Each entry below is to be printed verbatim.

☆ ☆ ☆

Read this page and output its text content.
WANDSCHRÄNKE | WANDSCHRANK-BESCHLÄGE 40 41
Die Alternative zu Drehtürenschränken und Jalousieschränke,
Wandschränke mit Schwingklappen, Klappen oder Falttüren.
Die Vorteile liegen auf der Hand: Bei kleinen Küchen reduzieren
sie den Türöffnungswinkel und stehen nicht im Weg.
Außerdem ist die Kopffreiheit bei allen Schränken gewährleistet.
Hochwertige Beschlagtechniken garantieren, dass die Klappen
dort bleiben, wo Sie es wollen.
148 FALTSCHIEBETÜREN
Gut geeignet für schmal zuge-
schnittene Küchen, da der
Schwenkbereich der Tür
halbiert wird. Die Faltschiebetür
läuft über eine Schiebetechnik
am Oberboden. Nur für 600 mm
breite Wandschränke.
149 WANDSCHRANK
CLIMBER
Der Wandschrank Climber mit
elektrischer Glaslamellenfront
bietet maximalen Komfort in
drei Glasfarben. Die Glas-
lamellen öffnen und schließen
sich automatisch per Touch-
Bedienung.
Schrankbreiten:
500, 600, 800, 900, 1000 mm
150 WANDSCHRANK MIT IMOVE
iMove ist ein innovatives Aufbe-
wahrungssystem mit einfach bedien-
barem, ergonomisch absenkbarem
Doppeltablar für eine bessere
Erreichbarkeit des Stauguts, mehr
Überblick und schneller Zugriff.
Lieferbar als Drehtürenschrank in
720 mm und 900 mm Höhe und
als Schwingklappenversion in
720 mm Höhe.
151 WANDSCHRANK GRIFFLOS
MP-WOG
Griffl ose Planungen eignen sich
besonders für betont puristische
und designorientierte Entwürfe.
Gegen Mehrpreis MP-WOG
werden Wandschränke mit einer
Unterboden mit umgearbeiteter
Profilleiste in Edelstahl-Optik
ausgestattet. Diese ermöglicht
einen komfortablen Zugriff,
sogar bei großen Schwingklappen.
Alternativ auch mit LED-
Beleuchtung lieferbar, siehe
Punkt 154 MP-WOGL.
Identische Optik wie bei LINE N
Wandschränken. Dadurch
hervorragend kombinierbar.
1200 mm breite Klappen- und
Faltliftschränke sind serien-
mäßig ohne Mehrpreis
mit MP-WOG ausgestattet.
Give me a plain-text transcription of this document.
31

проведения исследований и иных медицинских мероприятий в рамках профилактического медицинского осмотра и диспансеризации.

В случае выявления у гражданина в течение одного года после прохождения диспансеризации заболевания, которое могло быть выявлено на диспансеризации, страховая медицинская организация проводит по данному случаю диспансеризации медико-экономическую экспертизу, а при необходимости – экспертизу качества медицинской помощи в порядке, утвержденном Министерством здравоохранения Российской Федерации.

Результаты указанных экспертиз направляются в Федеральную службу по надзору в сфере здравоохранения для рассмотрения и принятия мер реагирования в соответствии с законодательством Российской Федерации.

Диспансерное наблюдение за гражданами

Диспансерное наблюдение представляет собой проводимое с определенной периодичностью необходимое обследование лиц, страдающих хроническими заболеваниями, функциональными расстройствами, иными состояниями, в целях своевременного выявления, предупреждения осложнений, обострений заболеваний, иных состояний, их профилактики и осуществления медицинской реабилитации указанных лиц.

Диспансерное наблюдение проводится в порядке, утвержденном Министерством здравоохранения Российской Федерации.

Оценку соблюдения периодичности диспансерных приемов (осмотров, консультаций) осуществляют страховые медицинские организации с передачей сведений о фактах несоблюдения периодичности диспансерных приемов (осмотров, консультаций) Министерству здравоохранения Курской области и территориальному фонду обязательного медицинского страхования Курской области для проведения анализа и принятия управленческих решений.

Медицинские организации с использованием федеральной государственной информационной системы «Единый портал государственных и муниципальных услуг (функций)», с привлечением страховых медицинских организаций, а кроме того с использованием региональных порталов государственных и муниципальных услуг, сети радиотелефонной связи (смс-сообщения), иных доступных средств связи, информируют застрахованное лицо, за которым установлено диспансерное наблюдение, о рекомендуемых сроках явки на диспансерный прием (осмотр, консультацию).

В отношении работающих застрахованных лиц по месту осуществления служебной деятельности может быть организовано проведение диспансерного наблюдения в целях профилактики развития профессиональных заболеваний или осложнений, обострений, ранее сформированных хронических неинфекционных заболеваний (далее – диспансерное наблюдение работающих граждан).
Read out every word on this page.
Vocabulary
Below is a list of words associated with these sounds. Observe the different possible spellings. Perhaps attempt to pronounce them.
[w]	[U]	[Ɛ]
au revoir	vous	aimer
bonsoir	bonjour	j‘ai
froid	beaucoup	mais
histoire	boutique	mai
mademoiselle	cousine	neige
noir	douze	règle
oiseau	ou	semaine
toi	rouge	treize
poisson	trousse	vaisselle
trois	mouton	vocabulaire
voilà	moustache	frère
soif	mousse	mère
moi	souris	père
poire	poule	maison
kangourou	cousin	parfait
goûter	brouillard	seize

☆ ☆ ☆

» Response to the task:
Read this page and output its text content.
WANDSCHRÄNKE | WANDSCHRANK-BESCHLÄGE 40 41
Die Alternative zu Drehtürenschränken und Jalousieschränke,
Wandschränke mit Schwingklappen, Klappen oder Falttüren.
Die Vorteile liegen auf der Hand: Bei kleinen Küchen reduzieren
sie den Türöffnungswinkel und stehen nicht im Weg.
Außerdem ist die Kopffreiheit bei allen Schränken gewährleistet.
Hochwertige Beschlagtechniken garantieren, dass die Klappen
dort bleiben, wo Sie es wollen.
148 FALTSCHIEBETÜREN
Gut geeignet für schmal zuge-
schnittene Küchen, da der
Schwenkbereich der Tür
halbiert wird. Die Faltschiebetür
läuft über eine Schiebetechnik
am Oberboden. Nur für 600 mm
breite Wandschränke.
149 WANDSCHRANK
CLIMBER
Der Wandschrank Climber mit
elektrischer Glaslamellenfront
bietet maximalen Komfort in
drei Glasfarben. Die Glas-
lamellen öffnen und schließen
sich automatisch per Touch-
Bedienung.
Schrankbreiten:
500, 600, 800, 900, 1000 mm
150 WANDSCHRANK MIT IMOVE
iMove ist ein innovatives Aufbe-
wahrungssystem mit einfach bedien-
barem, ergonomisch absenkbarem
Doppeltablar für eine bessere
Erreichbarkeit des Stauguts, mehr
Überblick und schneller Zugriff.
Lieferbar als Drehtürenschrank in
720 mm und 900 mm Höhe und
als Schwingklappenversion in
720 mm Höhe.
151 WANDSCHRANK GRIFFLOS
MP-WOG
Griffl ose Planungen eignen sich
besonders für betont puristische
und designorientierte Entwürfe.
Gegen Mehrpreis MP-WOG
werden Wandschränke mit einer
Unterboden mit umgearbeiteter
Profilleiste in Edelstahl-Optik
ausgestattet. Diese ermöglicht
einen komfortablen Zugriff,
sogar bei großen Schwingklappen.
Alternativ auch mit LED-
Beleuchtung lieferbar, siehe
Punkt 154 MP-WOGL.
Identische Optik wie bei LINE N
Wandschränken. Dadurch
hervorragend kombinierbar.
1200 mm breite Klappen- und
Faltliftschränke sind serien-
mäßig ohne Mehrpreis
mit MP-WOG ausgestattet.
Give me a plain-text transcription of this document.
31

проведения исследований и иных медицинских мероприятий в рамках профилактического медицинского осмотра и диспансеризации.

В случае выявления у гражданина в течение одного года после прохождения диспансеризации заболевания, которое могло быть выявлено на диспансеризации, страховая медицинская организация проводит по данному случаю диспансеризации медико-экономическую экспертизу, а при необходимости – экспертизу качества медицинской помощи в порядке, утвержденном Министерством здравоохранения Российской Федерации.

Результаты указанных экспертиз направляются в Федеральную службу по надзору в сфере здравоохранения для рассмотрения и принятия мер реагирования в соответствии с законодательством Российской Федерации.

Диспансерное наблюдение за гражданами

Диспансерное наблюдение представляет собой проводимое с определенной периодичностью необходимое обследование лиц, страдающих хроническими заболеваниями, функциональными расстройствами, иными состояниями, в целях своевременного выявления, предупреждения осложнений, обострений заболеваний, иных состояний, их профилактики и осуществления медицинской реабилитации указанных лиц.

Диспансерное наблюдение проводится в порядке, утвержденном Министерством здравоохранения Российской Федерации.

Оценку соблюдения периодичности диспансерных приемов (осмотров, консультаций) осуществляют страховые медицинские организации с передачей сведений о фактах несоблюдения периодичности диспансерных приемов (осмотров, консультаций) Министерству здравоохранения Курской области и территориальному фонду обязательного медицинского страхования Курской области для проведения анализа и принятия управленческих решений.

Медицинские организации с использованием федеральной государственной информационной системы «Единый портал государственных и муниципальных услуг (функций)», с привлечением страховых медицинских организаций, а кроме того с использованием региональных порталов государственных и муниципальных услуг, сети радиотелефонной связи (смс-сообщения), иных доступных средств связи, информируют застрахованное лицо, за которым установлено диспансерное наблюдение, о рекомендуемых сроках явки на диспансерный прием (осмотр, консультацию).

В отношении работающих застрахованных лиц по месту осуществления служебной деятельности может быть организовано проведение диспансерного наблюдения в целях профилактики развития профессиональных заболеваний или осложнений, обострений, ранее сформированных хронических неинфекционных заболеваний (далее – диспансерное наблюдение работающих граждан).
Read out every word on this page.
Vocabulary
Below is a list of words associated with these sounds. Observe the different possible spellings. Perhaps attempt to pronounce them.
[w]	[U]	[Ɛ]
au revoir	vous	aimer
bonsoir	bonjour	j‘ai
froid	beaucoup	mais
histoire	boutique	mai
mademoiselle	cousine	neige
noir	douze	règle
oiseau	ou	semaine
toi	rouge	treize
poisson	trousse	vaisselle
trois	mouton	vocabulaire
voilà	moustache	frère
soif	mousse	mère
moi	souris	père
poire	poule	maison
kangourou	cousin	parfait
goûter	brouillard	seize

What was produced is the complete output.